■ **Goal**
Return all entries word for word, but drop any images.

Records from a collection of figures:
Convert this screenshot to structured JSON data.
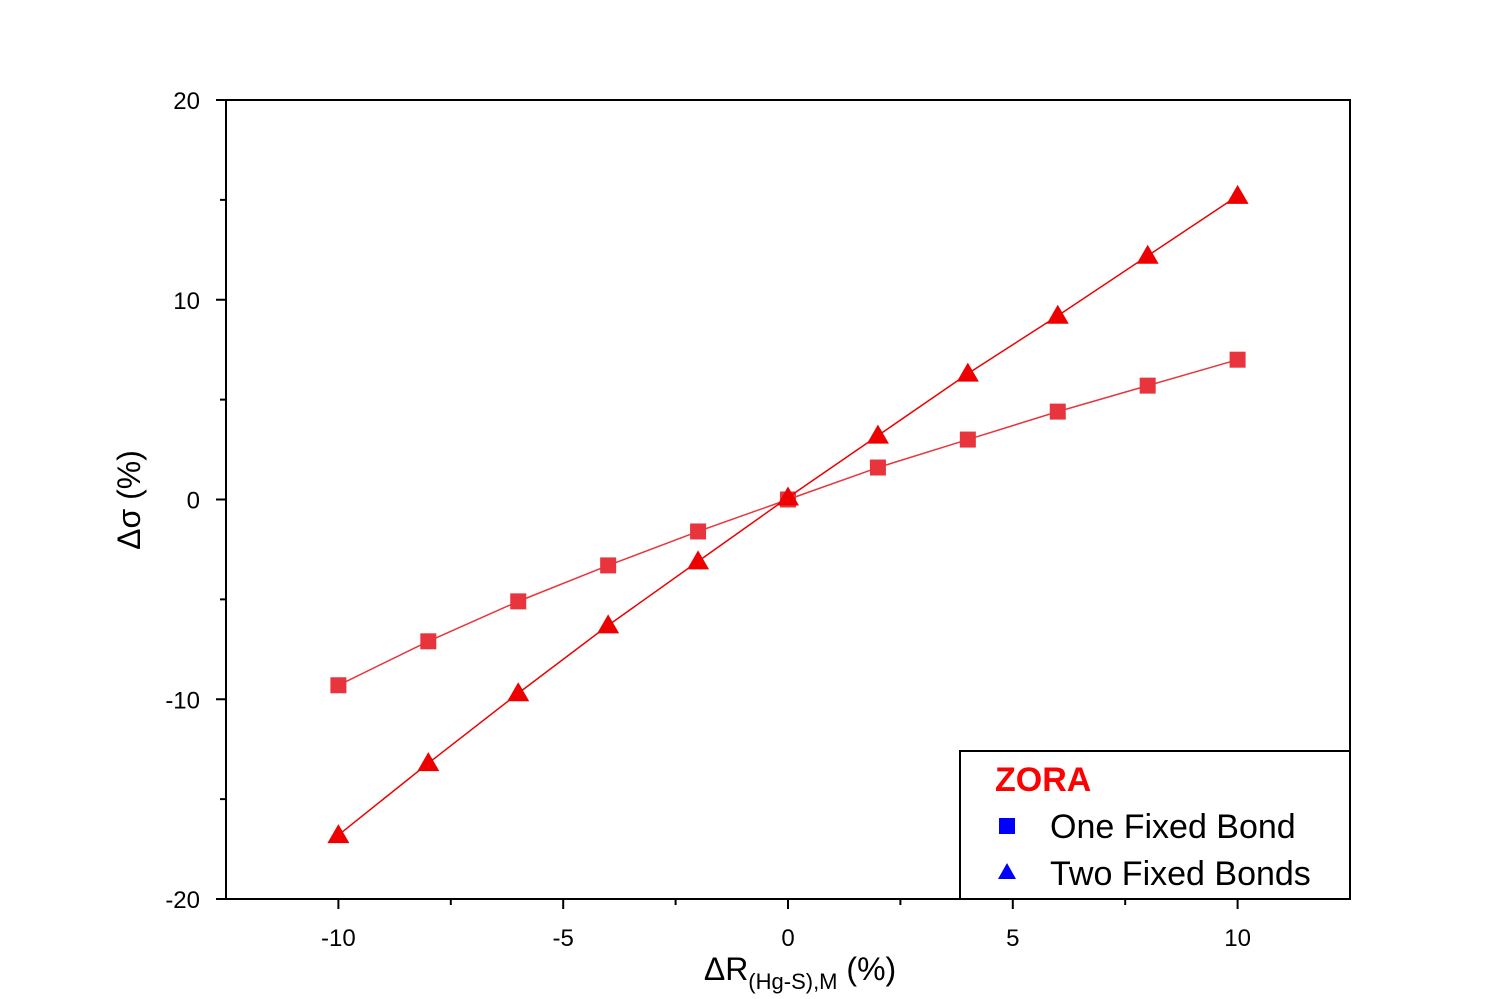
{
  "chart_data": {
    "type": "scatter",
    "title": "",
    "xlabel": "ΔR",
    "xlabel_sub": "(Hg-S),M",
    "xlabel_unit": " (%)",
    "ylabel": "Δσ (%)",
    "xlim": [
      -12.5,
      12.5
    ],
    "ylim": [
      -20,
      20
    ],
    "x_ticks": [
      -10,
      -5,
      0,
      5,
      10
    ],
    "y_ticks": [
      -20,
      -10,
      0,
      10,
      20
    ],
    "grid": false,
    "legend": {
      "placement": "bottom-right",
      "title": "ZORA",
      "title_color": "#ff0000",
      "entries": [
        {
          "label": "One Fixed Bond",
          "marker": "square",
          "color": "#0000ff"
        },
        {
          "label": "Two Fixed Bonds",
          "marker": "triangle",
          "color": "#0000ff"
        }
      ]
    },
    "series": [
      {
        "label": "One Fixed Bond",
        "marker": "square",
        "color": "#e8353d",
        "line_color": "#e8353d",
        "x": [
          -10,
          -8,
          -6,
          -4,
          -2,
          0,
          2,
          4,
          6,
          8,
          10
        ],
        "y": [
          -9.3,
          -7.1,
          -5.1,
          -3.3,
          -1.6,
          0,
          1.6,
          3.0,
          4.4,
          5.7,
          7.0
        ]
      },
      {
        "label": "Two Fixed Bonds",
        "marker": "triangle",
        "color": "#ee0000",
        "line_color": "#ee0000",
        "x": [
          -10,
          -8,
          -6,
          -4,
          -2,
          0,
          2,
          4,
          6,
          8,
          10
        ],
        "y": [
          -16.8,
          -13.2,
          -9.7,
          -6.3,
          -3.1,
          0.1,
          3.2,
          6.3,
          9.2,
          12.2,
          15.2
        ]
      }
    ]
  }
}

■ **In response**
Convert this screenshot to structured JSON data.
{
  "chart_data": {
    "type": "scatter",
    "title": "",
    "xlabel": "ΔR",
    "xlabel_sub": "(Hg-S),M",
    "xlabel_unit": " (%)",
    "ylabel": "Δσ (%)",
    "xlim": [
      -12.5,
      12.5
    ],
    "ylim": [
      -20,
      20
    ],
    "x_ticks": [
      -10,
      -5,
      0,
      5,
      10
    ],
    "y_ticks": [
      -20,
      -10,
      0,
      10,
      20
    ],
    "grid": false,
    "legend": {
      "placement": "bottom-right",
      "title": "ZORA",
      "title_color": "#ff0000",
      "entries": [
        {
          "label": "One Fixed Bond",
          "marker": "square",
          "color": "#0000ff"
        },
        {
          "label": "Two Fixed Bonds",
          "marker": "triangle",
          "color": "#0000ff"
        }
      ]
    },
    "series": [
      {
        "label": "One Fixed Bond",
        "marker": "square",
        "color": "#e8353d",
        "line_color": "#e8353d",
        "x": [
          -10,
          -8,
          -6,
          -4,
          -2,
          0,
          2,
          4,
          6,
          8,
          10
        ],
        "y": [
          -9.3,
          -7.1,
          -5.1,
          -3.3,
          -1.6,
          0,
          1.6,
          3.0,
          4.4,
          5.7,
          7.0
        ]
      },
      {
        "label": "Two Fixed Bonds",
        "marker": "triangle",
        "color": "#ee0000",
        "line_color": "#ee0000",
        "x": [
          -10,
          -8,
          -6,
          -4,
          -2,
          0,
          2,
          4,
          6,
          8,
          10
        ],
        "y": [
          -16.8,
          -13.2,
          -9.7,
          -6.3,
          -3.1,
          0.1,
          3.2,
          6.3,
          9.2,
          12.2,
          15.2
        ]
      }
    ]
  }
}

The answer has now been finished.